+++ Given records +++
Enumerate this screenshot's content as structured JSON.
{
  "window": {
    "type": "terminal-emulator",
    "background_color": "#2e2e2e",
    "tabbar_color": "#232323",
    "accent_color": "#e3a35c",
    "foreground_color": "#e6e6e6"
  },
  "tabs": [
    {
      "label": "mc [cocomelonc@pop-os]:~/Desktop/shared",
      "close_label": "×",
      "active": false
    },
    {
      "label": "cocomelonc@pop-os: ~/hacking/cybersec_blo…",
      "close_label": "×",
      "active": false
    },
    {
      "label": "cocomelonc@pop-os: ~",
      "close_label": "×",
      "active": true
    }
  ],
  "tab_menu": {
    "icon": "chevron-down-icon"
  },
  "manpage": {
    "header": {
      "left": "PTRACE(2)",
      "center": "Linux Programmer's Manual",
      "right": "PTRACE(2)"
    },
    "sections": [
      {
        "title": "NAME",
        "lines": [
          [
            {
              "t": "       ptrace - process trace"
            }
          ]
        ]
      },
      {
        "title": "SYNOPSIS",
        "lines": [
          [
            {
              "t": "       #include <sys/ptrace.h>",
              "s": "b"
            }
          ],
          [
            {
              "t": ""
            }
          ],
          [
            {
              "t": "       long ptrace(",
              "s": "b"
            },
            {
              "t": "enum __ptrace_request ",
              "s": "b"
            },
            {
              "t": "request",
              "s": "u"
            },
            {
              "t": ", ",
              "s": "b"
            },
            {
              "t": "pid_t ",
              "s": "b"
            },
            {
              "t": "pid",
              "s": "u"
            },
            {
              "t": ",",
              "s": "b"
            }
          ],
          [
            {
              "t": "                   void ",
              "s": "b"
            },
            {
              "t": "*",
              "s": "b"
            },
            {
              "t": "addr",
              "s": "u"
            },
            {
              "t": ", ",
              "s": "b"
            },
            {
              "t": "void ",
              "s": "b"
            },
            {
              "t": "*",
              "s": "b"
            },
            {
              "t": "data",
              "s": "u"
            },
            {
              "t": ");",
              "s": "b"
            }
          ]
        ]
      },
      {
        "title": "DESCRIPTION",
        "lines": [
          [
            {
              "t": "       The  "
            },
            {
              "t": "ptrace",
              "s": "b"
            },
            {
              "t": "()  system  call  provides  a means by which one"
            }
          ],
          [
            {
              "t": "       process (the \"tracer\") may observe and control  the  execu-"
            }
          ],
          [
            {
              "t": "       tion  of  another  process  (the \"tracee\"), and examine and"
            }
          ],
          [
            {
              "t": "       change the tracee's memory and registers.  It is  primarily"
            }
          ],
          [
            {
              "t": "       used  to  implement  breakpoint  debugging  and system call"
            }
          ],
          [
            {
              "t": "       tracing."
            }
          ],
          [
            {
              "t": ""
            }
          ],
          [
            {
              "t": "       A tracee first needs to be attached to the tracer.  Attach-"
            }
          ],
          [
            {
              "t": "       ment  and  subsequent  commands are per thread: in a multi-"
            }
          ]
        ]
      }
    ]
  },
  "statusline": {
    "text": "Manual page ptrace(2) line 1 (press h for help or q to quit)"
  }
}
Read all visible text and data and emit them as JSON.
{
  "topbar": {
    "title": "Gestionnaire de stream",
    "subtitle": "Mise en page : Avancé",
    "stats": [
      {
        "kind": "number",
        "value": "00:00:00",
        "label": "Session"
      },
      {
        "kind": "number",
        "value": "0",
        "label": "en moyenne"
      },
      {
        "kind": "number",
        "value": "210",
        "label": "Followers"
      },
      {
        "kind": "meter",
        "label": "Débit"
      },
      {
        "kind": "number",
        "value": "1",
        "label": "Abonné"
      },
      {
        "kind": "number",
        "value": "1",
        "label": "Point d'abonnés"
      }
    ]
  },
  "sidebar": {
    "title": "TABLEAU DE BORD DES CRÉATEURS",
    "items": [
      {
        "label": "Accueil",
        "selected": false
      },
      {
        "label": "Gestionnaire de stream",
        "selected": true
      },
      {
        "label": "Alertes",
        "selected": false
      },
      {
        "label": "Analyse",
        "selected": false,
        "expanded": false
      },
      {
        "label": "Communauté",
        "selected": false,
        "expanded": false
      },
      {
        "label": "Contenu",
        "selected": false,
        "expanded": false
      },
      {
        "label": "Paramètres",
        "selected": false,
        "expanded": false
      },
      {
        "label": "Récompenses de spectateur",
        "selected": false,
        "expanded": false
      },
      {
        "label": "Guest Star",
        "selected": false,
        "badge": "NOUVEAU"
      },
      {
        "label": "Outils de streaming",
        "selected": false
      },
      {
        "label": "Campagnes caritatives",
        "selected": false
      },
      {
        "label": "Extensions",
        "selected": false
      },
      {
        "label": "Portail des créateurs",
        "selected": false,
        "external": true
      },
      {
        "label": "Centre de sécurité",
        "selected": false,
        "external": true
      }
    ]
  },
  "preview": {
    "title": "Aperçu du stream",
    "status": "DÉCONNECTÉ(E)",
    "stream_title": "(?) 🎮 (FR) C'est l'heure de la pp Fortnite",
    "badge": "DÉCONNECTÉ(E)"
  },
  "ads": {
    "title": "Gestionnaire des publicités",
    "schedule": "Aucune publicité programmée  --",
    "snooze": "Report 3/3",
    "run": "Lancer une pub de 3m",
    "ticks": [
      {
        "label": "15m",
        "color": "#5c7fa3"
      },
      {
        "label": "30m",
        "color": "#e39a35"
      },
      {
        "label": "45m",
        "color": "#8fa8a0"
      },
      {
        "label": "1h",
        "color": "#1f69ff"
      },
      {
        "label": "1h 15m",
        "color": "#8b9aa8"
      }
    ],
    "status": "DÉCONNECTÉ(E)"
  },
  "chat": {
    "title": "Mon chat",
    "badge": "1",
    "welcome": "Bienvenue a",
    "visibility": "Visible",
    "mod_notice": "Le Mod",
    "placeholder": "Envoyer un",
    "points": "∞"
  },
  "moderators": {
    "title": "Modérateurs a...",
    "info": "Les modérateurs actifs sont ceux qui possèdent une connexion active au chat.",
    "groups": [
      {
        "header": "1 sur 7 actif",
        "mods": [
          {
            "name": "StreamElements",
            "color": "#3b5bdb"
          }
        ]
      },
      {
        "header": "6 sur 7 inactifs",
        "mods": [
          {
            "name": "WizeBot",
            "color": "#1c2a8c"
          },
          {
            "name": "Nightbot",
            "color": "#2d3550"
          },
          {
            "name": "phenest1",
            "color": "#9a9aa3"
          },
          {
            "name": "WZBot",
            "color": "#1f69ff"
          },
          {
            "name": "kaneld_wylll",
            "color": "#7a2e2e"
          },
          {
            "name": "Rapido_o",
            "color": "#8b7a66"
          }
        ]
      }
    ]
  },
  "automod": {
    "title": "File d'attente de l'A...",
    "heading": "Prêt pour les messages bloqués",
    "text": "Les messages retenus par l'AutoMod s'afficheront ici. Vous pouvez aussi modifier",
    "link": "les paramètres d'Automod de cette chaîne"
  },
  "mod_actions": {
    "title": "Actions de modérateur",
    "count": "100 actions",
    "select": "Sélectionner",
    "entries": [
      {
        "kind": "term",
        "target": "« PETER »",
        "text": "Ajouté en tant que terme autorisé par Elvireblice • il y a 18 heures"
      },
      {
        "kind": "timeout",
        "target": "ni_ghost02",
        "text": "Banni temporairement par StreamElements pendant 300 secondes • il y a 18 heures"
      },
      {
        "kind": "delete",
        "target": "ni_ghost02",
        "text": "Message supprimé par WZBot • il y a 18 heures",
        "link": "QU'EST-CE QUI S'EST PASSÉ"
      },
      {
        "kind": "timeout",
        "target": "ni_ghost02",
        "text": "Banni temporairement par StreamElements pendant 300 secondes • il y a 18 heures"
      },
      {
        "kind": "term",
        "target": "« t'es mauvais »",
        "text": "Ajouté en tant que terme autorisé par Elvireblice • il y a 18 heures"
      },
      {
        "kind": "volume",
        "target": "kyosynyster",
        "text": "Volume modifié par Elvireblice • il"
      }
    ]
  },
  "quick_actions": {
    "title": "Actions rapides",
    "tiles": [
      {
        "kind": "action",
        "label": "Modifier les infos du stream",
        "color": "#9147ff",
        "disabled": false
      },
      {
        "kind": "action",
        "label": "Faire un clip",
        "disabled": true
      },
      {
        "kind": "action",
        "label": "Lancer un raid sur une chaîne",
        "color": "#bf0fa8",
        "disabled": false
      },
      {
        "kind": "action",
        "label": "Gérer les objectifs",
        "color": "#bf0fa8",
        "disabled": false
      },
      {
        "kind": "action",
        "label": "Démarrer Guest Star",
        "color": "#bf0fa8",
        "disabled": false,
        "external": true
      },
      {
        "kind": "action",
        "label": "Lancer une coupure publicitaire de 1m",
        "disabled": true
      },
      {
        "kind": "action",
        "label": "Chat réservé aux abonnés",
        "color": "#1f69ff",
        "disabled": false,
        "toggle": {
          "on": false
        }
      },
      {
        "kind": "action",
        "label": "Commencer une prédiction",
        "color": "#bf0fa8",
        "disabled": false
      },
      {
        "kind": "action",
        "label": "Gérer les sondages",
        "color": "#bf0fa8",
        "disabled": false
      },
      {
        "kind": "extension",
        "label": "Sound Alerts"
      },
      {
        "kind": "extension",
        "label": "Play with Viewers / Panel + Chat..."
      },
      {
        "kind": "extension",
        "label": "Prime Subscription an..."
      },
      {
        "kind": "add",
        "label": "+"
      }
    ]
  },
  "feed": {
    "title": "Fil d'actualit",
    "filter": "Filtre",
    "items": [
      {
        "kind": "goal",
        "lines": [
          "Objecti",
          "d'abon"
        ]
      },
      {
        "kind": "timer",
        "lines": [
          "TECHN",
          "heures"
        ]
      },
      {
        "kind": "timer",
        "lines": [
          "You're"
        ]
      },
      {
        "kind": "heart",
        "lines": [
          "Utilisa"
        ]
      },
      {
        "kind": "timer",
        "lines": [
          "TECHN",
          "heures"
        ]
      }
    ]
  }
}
+++
Which lines hold the word "process"? Copy each of them from the records.

| Solution to this exercise |
              "t": "       ptrace - process trace"
              "t": "       process (the \"tracer\") may observe and control  the  execu-"
              "t": "       tion  of  another  process  (the \"tracee\"), and examine and"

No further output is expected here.